## Supplied data
::::

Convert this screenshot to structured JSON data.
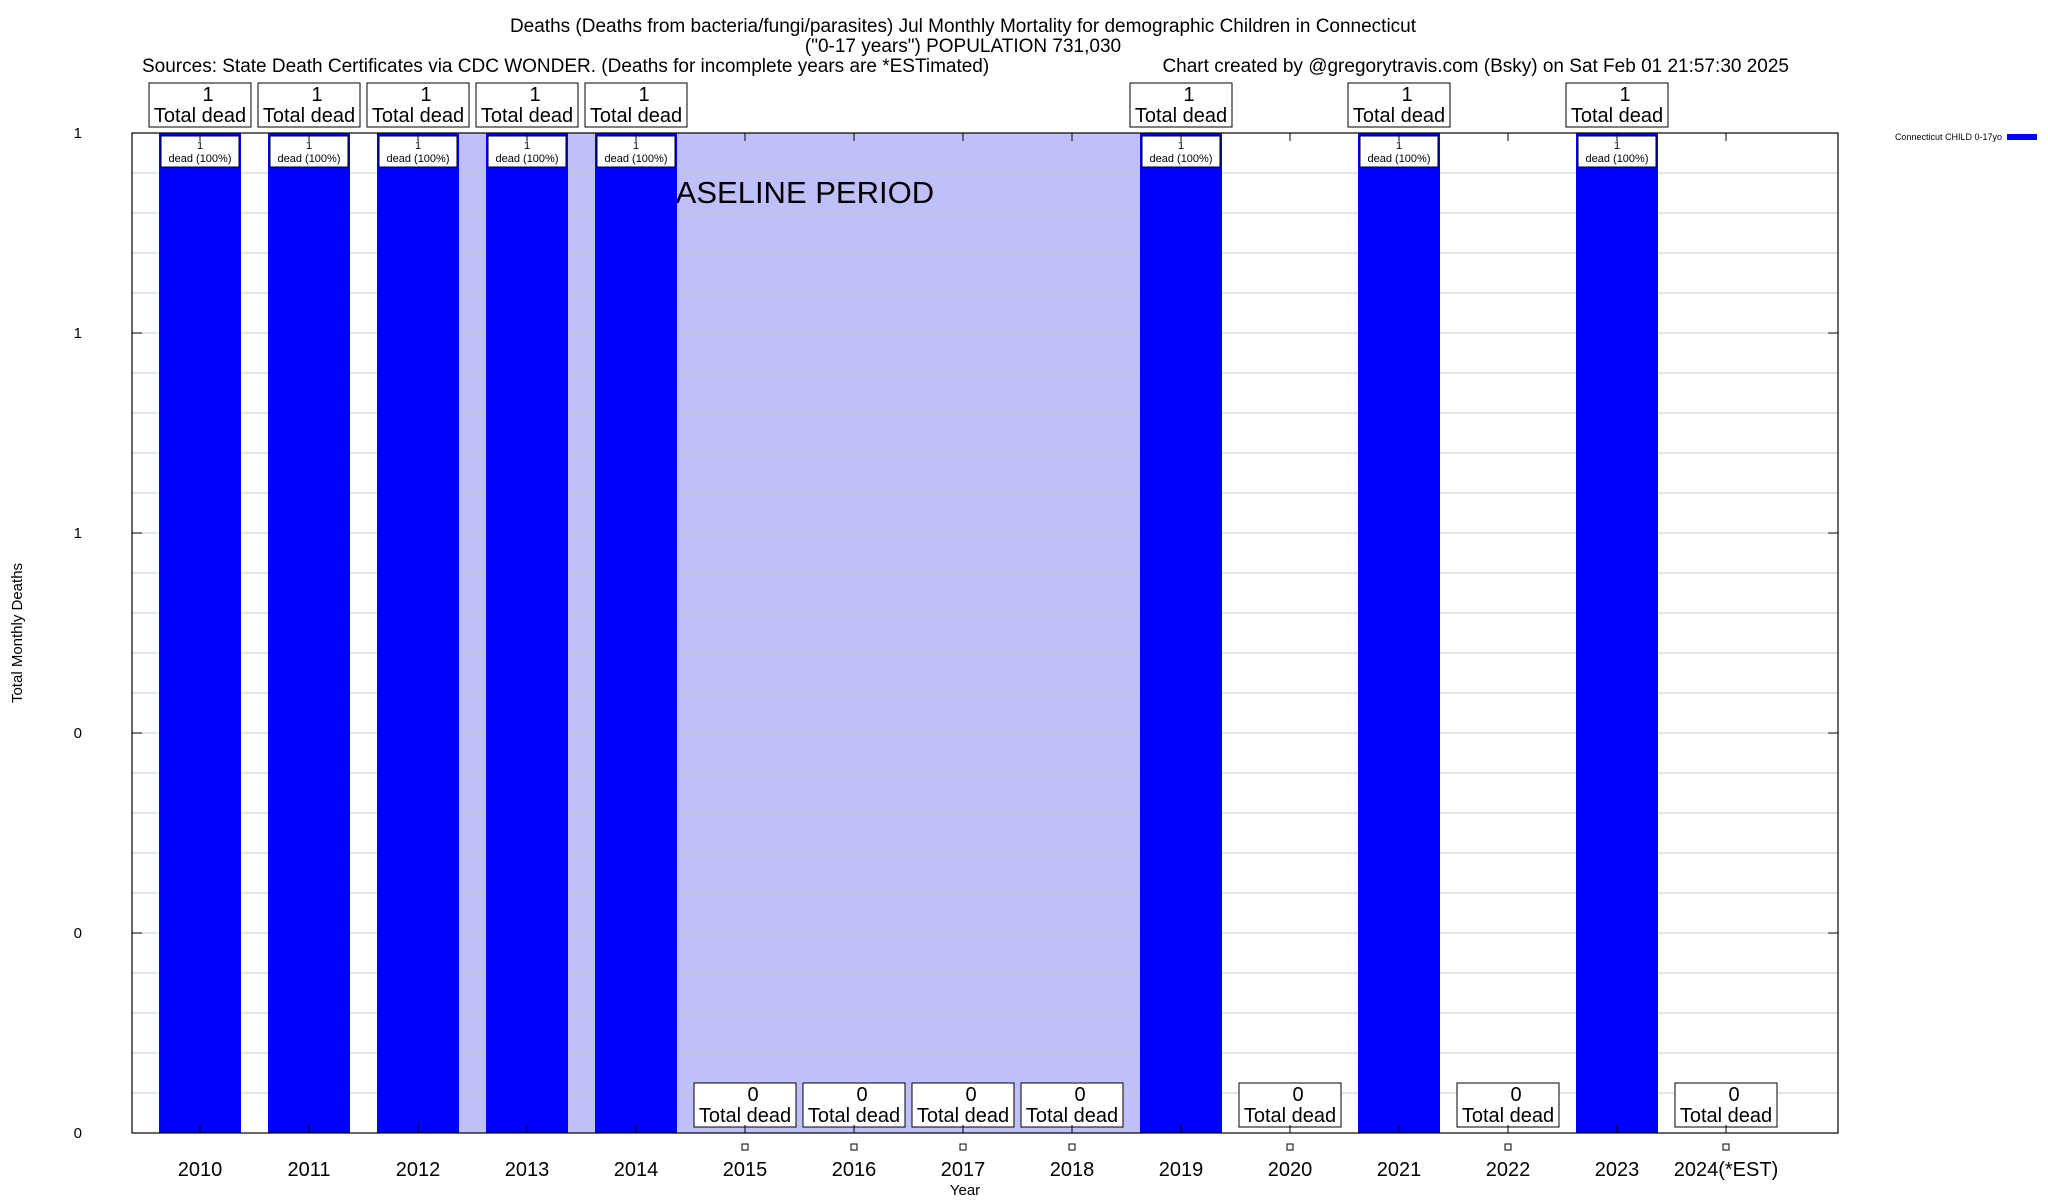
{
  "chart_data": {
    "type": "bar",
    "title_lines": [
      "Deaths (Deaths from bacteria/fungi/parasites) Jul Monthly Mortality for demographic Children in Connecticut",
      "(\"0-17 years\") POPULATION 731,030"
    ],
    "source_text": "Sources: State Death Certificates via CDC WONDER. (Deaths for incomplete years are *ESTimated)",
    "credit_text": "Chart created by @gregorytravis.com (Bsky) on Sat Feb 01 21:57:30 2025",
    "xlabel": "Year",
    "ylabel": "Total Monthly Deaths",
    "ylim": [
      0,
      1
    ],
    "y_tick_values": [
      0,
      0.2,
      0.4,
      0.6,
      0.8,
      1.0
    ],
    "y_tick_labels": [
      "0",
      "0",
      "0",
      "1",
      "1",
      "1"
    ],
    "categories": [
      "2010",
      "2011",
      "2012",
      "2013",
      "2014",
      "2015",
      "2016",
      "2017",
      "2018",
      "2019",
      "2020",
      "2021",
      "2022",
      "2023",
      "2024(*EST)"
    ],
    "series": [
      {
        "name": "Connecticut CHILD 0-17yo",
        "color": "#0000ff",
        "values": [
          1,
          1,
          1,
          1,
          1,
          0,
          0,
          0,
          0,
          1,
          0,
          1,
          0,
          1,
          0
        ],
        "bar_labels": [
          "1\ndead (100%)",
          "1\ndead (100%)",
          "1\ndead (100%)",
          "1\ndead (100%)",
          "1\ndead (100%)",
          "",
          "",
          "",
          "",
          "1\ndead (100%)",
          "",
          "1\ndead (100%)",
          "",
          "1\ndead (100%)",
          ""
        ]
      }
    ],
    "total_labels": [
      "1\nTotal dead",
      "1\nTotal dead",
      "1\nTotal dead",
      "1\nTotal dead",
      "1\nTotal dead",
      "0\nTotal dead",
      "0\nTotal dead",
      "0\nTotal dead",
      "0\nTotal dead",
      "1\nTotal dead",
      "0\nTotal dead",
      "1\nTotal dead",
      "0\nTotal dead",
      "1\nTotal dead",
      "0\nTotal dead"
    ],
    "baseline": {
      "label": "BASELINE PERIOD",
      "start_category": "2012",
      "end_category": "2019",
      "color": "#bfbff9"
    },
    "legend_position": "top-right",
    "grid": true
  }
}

::::

## Work to be completed
Could you please write out the entries exactly as they are, with every picture left out?

## Problem solution
Convert this screenshot to structured JSON data.
{
  "chart_data": {
    "type": "bar",
    "title_lines": [
      "Deaths (Deaths from bacteria/fungi/parasites) Jul Monthly Mortality for demographic Children in Connecticut",
      "(\"0-17 years\") POPULATION 731,030"
    ],
    "source_text": "Sources: State Death Certificates via CDC WONDER. (Deaths for incomplete years are *ESTimated)",
    "credit_text": "Chart created by @gregorytravis.com (Bsky) on Sat Feb 01 21:57:30 2025",
    "xlabel": "Year",
    "ylabel": "Total Monthly Deaths",
    "ylim": [
      0,
      1
    ],
    "y_tick_values": [
      0,
      0.2,
      0.4,
      0.6,
      0.8,
      1.0
    ],
    "y_tick_labels": [
      "0",
      "0",
      "0",
      "1",
      "1",
      "1"
    ],
    "categories": [
      "2010",
      "2011",
      "2012",
      "2013",
      "2014",
      "2015",
      "2016",
      "2017",
      "2018",
      "2019",
      "2020",
      "2021",
      "2022",
      "2023",
      "2024(*EST)"
    ],
    "series": [
      {
        "name": "Connecticut CHILD 0-17yo",
        "color": "#0000ff",
        "values": [
          1,
          1,
          1,
          1,
          1,
          0,
          0,
          0,
          0,
          1,
          0,
          1,
          0,
          1,
          0
        ],
        "bar_labels": [
          "1\ndead (100%)",
          "1\ndead (100%)",
          "1\ndead (100%)",
          "1\ndead (100%)",
          "1\ndead (100%)",
          "",
          "",
          "",
          "",
          "1\ndead (100%)",
          "",
          "1\ndead (100%)",
          "",
          "1\ndead (100%)",
          ""
        ]
      }
    ],
    "total_labels": [
      "1\nTotal dead",
      "1\nTotal dead",
      "1\nTotal dead",
      "1\nTotal dead",
      "1\nTotal dead",
      "0\nTotal dead",
      "0\nTotal dead",
      "0\nTotal dead",
      "0\nTotal dead",
      "1\nTotal dead",
      "0\nTotal dead",
      "1\nTotal dead",
      "0\nTotal dead",
      "1\nTotal dead",
      "0\nTotal dead"
    ],
    "baseline": {
      "label": "BASELINE PERIOD",
      "start_category": "2012",
      "end_category": "2019",
      "color": "#bfbff9"
    },
    "legend_position": "top-right",
    "grid": true
  }
}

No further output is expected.